→ **THE REQUEST**: Extract the complete data exactly as given.
[START GIVEN ENTRIES]
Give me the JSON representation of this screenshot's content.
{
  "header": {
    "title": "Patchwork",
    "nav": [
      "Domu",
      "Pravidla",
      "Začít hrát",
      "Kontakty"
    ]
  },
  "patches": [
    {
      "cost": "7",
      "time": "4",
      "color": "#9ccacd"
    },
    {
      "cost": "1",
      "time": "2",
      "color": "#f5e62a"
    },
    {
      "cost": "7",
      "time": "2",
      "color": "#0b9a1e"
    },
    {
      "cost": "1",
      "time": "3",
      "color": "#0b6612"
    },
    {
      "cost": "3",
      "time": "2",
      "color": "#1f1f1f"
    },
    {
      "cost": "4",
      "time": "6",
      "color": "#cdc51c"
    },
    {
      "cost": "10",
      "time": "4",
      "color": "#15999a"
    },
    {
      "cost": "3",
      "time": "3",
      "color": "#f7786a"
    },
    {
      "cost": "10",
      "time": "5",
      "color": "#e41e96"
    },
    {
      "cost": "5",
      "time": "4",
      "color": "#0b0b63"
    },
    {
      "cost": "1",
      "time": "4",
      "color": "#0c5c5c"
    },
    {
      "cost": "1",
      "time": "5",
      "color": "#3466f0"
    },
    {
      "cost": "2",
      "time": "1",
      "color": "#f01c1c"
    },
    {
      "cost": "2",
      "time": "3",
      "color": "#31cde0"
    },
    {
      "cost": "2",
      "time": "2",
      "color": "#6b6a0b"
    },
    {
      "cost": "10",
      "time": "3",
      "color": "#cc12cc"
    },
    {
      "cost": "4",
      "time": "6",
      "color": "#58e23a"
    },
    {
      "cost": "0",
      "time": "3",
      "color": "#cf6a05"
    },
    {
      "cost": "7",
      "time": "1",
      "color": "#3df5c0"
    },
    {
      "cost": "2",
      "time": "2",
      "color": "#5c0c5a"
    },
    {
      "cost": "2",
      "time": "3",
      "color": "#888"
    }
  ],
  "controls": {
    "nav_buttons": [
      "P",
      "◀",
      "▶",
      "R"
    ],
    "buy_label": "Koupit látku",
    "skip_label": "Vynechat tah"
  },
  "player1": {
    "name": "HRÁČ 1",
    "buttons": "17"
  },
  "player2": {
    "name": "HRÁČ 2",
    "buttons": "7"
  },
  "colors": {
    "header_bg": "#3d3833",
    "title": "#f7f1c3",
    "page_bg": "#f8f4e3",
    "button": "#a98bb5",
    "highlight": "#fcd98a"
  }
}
[END GIVEN ENTRIES]
→ **EXPECTED ANSWER**:
Give me the JSON representation of this screenshot's content.
{
  "header": {
    "title": "Patchwork",
    "nav": [
      "Domu",
      "Pravidla",
      "Začít hrát",
      "Kontakty"
    ]
  },
  "patches": [
    {
      "cost": "7",
      "time": "4",
      "color": "#9ccacd"
    },
    {
      "cost": "1",
      "time": "2",
      "color": "#f5e62a"
    },
    {
      "cost": "7",
      "time": "2",
      "color": "#0b9a1e"
    },
    {
      "cost": "1",
      "time": "3",
      "color": "#0b6612"
    },
    {
      "cost": "3",
      "time": "2",
      "color": "#1f1f1f"
    },
    {
      "cost": "4",
      "time": "6",
      "color": "#cdc51c"
    },
    {
      "cost": "10",
      "time": "4",
      "color": "#15999a"
    },
    {
      "cost": "3",
      "time": "3",
      "color": "#f7786a"
    },
    {
      "cost": "10",
      "time": "5",
      "color": "#e41e96"
    },
    {
      "cost": "5",
      "time": "4",
      "color": "#0b0b63"
    },
    {
      "cost": "1",
      "time": "4",
      "color": "#0c5c5c"
    },
    {
      "cost": "1",
      "time": "5",
      "color": "#3466f0"
    },
    {
      "cost": "2",
      "time": "1",
      "color": "#f01c1c"
    },
    {
      "cost": "2",
      "time": "3",
      "color": "#31cde0"
    },
    {
      "cost": "2",
      "time": "2",
      "color": "#6b6a0b"
    },
    {
      "cost": "10",
      "time": "3",
      "color": "#cc12cc"
    },
    {
      "cost": "4",
      "time": "6",
      "color": "#58e23a"
    },
    {
      "cost": "0",
      "time": "3",
      "color": "#cf6a05"
    },
    {
      "cost": "7",
      "time": "1",
      "color": "#3df5c0"
    },
    {
      "cost": "2",
      "time": "2",
      "color": "#5c0c5a"
    },
    {
      "cost": "2",
      "time": "3",
      "color": "#888"
    }
  ],
  "controls": {
    "nav_buttons": [
      "P",
      "◀",
      "▶",
      "R"
    ],
    "buy_label": "Koupit látku",
    "skip_label": "Vynechat tah"
  },
  "player1": {
    "name": "HRÁČ 1",
    "buttons": "17"
  },
  "player2": {
    "name": "HRÁČ 2",
    "buttons": "7"
  },
  "colors": {
    "header_bg": "#3d3833",
    "title": "#f7f1c3",
    "page_bg": "#f8f4e3",
    "button": "#a98bb5",
    "highlight": "#fcd98a"
  }
}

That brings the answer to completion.